▸ **SHORT EXERCISE**:
Repeat the lines of the items verbatim, beginning at the line that contains "Annotate this image: element" and stopping after the line that contains "- endometrium-wave: [266, 394, 278, 425]".

▸ **DATASET ROWS**:

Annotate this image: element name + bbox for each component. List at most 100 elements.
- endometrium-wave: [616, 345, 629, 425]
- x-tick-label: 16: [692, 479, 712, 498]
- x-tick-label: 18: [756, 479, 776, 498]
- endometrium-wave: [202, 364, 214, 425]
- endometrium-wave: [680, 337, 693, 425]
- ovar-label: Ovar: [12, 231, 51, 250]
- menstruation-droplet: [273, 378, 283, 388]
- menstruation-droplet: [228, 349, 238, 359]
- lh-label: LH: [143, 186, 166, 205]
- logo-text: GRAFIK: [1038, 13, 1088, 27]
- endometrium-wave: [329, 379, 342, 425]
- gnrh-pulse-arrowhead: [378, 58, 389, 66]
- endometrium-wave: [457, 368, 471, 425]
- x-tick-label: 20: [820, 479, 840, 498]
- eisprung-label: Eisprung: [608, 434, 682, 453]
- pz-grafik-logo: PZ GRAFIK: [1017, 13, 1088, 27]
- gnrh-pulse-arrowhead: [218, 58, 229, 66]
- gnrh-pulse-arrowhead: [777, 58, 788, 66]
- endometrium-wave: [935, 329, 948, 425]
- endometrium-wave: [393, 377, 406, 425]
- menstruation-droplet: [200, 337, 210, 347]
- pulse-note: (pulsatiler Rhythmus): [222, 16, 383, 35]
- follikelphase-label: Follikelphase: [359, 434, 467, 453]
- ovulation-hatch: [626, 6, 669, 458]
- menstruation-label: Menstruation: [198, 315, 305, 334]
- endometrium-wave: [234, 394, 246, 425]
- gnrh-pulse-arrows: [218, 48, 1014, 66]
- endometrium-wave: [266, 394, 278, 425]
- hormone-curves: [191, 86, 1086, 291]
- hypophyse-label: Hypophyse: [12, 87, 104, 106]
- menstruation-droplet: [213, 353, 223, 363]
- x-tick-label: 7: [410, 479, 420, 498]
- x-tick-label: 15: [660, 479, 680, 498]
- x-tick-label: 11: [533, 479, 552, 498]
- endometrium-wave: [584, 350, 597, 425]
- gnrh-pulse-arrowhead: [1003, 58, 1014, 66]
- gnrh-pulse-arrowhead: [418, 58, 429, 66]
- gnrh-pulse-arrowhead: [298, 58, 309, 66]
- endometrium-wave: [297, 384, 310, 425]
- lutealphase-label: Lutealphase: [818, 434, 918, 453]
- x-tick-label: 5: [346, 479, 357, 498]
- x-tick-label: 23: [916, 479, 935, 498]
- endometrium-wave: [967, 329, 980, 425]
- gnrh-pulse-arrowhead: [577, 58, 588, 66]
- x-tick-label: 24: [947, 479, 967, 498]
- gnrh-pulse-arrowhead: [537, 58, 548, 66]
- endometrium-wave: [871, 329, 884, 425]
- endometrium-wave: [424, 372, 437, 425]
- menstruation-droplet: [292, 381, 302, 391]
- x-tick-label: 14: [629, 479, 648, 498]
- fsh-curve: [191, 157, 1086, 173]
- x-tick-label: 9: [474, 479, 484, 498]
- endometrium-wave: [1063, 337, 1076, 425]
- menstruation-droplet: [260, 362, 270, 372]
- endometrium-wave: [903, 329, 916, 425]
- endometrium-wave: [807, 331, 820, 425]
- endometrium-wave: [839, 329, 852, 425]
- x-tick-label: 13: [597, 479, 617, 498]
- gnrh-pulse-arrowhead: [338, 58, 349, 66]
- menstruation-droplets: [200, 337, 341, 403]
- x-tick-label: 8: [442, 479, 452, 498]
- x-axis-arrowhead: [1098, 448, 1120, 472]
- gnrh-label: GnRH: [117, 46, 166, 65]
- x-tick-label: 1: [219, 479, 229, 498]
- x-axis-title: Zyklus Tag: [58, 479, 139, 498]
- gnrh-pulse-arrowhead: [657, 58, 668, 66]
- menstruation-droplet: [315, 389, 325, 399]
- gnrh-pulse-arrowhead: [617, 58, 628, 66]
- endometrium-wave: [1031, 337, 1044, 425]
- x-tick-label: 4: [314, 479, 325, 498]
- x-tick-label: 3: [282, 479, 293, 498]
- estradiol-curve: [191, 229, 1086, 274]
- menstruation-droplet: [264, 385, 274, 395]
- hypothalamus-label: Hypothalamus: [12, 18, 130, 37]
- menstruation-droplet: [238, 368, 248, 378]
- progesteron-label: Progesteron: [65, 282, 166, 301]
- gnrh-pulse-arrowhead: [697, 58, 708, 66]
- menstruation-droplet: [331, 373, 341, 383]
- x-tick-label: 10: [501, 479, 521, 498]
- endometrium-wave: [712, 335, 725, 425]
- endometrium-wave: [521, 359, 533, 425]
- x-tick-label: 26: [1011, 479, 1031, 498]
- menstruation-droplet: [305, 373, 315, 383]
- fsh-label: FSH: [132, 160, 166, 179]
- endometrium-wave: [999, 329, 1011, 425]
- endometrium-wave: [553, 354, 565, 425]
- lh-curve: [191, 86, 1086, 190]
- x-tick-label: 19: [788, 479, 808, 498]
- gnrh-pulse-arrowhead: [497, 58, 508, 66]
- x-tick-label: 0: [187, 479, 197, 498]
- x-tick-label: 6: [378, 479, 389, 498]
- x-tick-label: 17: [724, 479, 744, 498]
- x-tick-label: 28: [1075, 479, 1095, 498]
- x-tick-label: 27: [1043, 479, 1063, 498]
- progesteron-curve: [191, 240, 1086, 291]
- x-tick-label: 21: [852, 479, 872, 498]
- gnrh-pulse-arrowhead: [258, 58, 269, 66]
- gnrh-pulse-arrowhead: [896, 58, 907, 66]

--

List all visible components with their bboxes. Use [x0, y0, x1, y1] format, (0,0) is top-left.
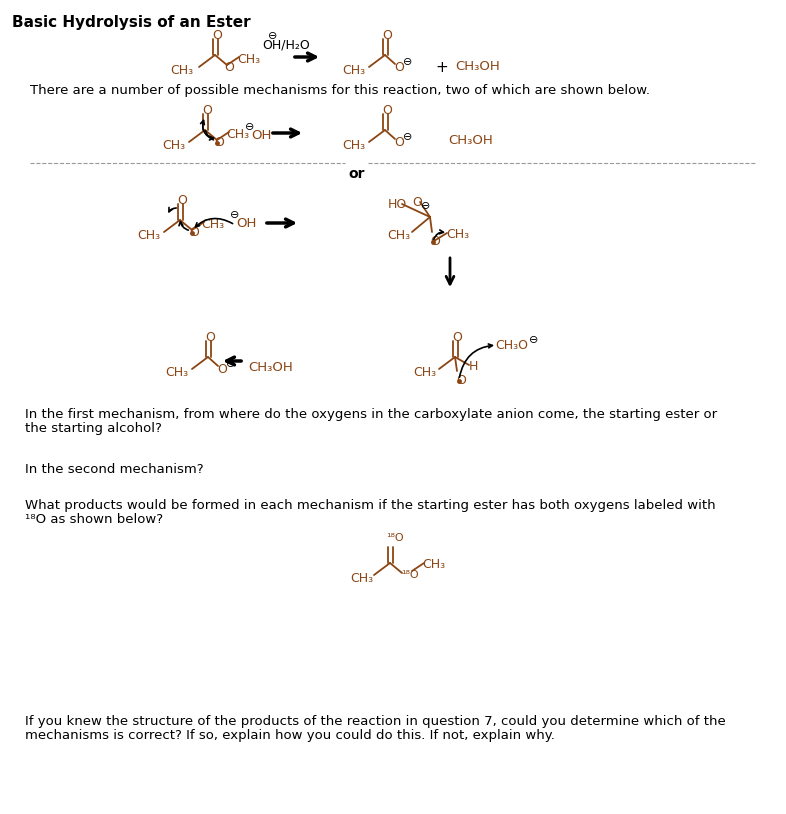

▸ **ANSWER FOR THE TASK**:
Annotate this image: element name + bbox for each component. List at most 100 elements.
- endometrium-wave: [616, 345, 629, 425]
- x-tick-label: 16: [692, 479, 712, 498]
- x-tick-label: 18: [756, 479, 776, 498]
- endometrium-wave: [202, 364, 214, 425]
- endometrium-wave: [680, 337, 693, 425]
- ovar-label: Ovar: [12, 231, 51, 250]
- menstruation-droplet: [273, 378, 283, 388]
- menstruation-droplet: [228, 349, 238, 359]
- lh-label: LH: [143, 186, 166, 205]
- logo-text: GRAFIK: [1038, 13, 1088, 27]
- endometrium-wave: [329, 379, 342, 425]
- gnrh-pulse-arrowhead: [378, 58, 389, 66]
- endometrium-wave: [457, 368, 471, 425]
- x-tick-label: 20: [820, 479, 840, 498]
- eisprung-label: Eisprung: [608, 434, 682, 453]
- pz-grafik-logo: PZ GRAFIK: [1017, 13, 1088, 27]
- gnrh-pulse-arrowhead: [218, 58, 229, 66]
- gnrh-pulse-arrowhead: [777, 58, 788, 66]
- endometrium-wave: [935, 329, 948, 425]
- endometrium-wave: [393, 377, 406, 425]
- menstruation-droplet: [200, 337, 210, 347]
- pulse-note: (pulsatiler Rhythmus): [222, 16, 383, 35]
- follikelphase-label: Follikelphase: [359, 434, 467, 453]
- ovulation-hatch: [626, 6, 669, 458]
- menstruation-label: Menstruation: [198, 315, 305, 334]
- endometrium-wave: [234, 394, 246, 425]
- gnrh-pulse-arrows: [218, 48, 1014, 66]
- endometrium-wave: [266, 394, 278, 425]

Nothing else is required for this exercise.